SUPPLIED DATA:
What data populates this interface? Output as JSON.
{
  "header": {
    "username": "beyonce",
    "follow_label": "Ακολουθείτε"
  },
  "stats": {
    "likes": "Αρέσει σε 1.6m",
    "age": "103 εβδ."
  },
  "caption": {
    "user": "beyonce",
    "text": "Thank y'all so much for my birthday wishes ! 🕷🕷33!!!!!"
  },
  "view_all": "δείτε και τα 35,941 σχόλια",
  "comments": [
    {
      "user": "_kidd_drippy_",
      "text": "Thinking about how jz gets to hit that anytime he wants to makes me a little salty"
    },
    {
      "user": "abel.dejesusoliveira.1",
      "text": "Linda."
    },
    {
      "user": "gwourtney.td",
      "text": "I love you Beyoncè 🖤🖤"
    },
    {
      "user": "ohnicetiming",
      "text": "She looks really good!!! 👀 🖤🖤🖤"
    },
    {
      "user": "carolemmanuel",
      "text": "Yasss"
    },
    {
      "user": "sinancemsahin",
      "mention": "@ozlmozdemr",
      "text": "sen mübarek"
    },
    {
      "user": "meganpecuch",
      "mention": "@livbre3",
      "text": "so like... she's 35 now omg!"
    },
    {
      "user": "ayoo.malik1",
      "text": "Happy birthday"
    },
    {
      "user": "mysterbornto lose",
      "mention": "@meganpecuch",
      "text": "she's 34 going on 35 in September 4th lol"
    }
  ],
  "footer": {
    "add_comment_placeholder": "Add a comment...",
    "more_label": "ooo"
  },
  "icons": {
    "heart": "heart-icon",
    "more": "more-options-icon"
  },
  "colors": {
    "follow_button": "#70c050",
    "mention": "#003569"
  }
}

GIVEN TASK:
Above are the records; copy every line in them that holds the word "birthday".

EXERCISE SOLUTION:
    "text": "Thank y'all so much for my birthday wishes ! 🕷🕷33!!!!!"
      "text": "Happy birthday"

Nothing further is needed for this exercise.